- **Brief**
Resume the lichen species description below, continuing after its final sentence.

- **Document passage**
Apothecia (disc-like fruiting bodies) are very small, usually 0.15–0.3 mm across, pale orange to orange-brown, and convex to nearly spherical; they are (lacking a distinct rim). The apothecial rim tissue is poorly developed and colourless; the ascospore-bearing layer (hymenium) is 24–30 μm high, with a colourless upper surface and a clear lower layer. The supporting threads (paraphyses) are scanty, branched, 1–1.5 μm wide (to 2 μm at the tips), with a few stouter threads up to 3 μm. Asci measure 27–30 × 7–10 μm and contain simple (non-septate), colourless spores that are ovoid to oblong-ellipsoid, 5–7.5 × 2–3.4 μm. No asexual fruiting bodies (pycnidia) have been seen, and thin-layer chromatography detected no lichen products.

- **Data**
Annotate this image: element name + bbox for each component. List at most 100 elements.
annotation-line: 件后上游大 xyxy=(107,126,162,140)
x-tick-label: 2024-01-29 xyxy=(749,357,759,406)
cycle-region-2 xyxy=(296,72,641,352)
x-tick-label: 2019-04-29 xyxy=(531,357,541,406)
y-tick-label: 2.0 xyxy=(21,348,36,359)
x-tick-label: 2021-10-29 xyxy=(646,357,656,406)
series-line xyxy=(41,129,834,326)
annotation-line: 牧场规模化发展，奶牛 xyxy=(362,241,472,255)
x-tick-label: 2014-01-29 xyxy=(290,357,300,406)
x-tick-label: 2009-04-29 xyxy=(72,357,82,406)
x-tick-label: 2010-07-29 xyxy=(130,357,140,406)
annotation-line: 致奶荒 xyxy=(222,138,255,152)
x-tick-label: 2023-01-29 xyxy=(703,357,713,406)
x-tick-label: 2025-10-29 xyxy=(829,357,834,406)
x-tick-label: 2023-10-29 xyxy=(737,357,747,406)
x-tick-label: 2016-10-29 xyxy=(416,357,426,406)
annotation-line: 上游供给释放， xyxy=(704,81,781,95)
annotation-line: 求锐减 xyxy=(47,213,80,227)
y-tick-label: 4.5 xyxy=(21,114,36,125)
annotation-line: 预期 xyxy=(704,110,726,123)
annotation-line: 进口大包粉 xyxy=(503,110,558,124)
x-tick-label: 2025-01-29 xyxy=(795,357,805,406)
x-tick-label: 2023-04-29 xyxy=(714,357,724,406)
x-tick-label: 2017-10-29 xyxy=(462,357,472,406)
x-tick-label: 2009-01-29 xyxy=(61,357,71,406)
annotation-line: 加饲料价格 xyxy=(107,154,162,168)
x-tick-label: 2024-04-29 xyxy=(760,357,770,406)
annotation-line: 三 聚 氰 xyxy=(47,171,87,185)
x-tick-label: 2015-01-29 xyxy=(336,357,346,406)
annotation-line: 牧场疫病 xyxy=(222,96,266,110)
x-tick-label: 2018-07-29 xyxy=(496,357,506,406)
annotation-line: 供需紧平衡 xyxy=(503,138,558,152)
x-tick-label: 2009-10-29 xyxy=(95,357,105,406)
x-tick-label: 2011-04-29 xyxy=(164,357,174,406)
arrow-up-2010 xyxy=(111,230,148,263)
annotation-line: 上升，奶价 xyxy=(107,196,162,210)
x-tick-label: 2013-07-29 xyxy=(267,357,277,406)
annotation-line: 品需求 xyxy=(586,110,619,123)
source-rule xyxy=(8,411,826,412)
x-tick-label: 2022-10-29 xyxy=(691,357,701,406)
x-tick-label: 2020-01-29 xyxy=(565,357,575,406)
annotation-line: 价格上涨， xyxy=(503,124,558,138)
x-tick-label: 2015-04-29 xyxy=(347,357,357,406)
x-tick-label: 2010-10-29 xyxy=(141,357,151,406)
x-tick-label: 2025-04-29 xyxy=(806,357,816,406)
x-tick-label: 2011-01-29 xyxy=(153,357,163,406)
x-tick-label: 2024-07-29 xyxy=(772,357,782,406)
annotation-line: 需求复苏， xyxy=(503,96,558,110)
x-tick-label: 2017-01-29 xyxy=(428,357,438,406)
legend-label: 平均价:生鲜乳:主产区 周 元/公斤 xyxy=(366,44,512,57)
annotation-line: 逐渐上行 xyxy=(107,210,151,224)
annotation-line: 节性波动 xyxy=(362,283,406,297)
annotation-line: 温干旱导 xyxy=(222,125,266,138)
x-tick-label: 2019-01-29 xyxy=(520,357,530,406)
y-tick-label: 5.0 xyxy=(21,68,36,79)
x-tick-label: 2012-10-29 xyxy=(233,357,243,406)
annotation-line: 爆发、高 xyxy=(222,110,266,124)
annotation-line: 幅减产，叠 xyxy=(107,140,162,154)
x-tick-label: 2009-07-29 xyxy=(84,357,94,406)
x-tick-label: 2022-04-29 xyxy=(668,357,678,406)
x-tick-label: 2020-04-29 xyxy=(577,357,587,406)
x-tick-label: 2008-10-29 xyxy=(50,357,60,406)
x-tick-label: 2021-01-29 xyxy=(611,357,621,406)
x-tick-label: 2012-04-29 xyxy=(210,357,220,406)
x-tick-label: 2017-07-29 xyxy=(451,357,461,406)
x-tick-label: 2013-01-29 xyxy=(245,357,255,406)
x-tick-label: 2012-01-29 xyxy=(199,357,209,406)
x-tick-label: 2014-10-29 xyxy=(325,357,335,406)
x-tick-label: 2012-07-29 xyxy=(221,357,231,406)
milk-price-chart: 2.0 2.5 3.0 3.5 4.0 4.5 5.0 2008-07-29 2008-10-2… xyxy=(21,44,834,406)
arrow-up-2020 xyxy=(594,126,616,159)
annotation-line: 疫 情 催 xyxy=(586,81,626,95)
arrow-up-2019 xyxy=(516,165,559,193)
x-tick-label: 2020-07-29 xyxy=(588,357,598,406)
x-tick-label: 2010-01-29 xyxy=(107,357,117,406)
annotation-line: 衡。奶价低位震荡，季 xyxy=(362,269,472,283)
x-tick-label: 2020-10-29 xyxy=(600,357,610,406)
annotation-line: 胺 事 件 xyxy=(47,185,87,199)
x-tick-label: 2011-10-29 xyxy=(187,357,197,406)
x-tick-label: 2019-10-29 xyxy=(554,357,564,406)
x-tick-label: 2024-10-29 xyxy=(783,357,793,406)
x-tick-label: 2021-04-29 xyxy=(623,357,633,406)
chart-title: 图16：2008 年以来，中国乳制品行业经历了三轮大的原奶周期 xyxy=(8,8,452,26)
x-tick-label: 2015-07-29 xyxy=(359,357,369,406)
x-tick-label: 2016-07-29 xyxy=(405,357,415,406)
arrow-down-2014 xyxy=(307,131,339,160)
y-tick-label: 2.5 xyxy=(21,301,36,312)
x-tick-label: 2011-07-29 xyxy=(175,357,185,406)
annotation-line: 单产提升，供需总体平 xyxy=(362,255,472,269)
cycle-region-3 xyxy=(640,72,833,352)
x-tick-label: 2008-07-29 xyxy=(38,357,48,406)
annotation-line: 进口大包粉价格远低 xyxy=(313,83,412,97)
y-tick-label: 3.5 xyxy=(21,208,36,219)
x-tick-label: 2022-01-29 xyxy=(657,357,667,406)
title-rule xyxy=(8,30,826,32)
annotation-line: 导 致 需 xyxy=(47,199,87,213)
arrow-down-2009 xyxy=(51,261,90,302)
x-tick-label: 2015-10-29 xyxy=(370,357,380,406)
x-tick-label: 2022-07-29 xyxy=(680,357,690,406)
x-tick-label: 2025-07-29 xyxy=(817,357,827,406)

- **Response below**
==Habitat and distribution==

Micarea farinosa grows on acidic rock or consolidated soil, and sometimes over dying mosses, in sheltered microhabitats such as dry overhangs, recesses at tree bases, and the soil of upended root plates. Confirmed records are from south-west England (Cornwall), Wales (Ceredigion and Radnorshire), and western Scotland (Wigtownshire and Argyll). It is also found in France, Sweden, and the Netherlands. Its known distribution was increased considerably in 2016 when it was recorded from Jangseong County in South Korea.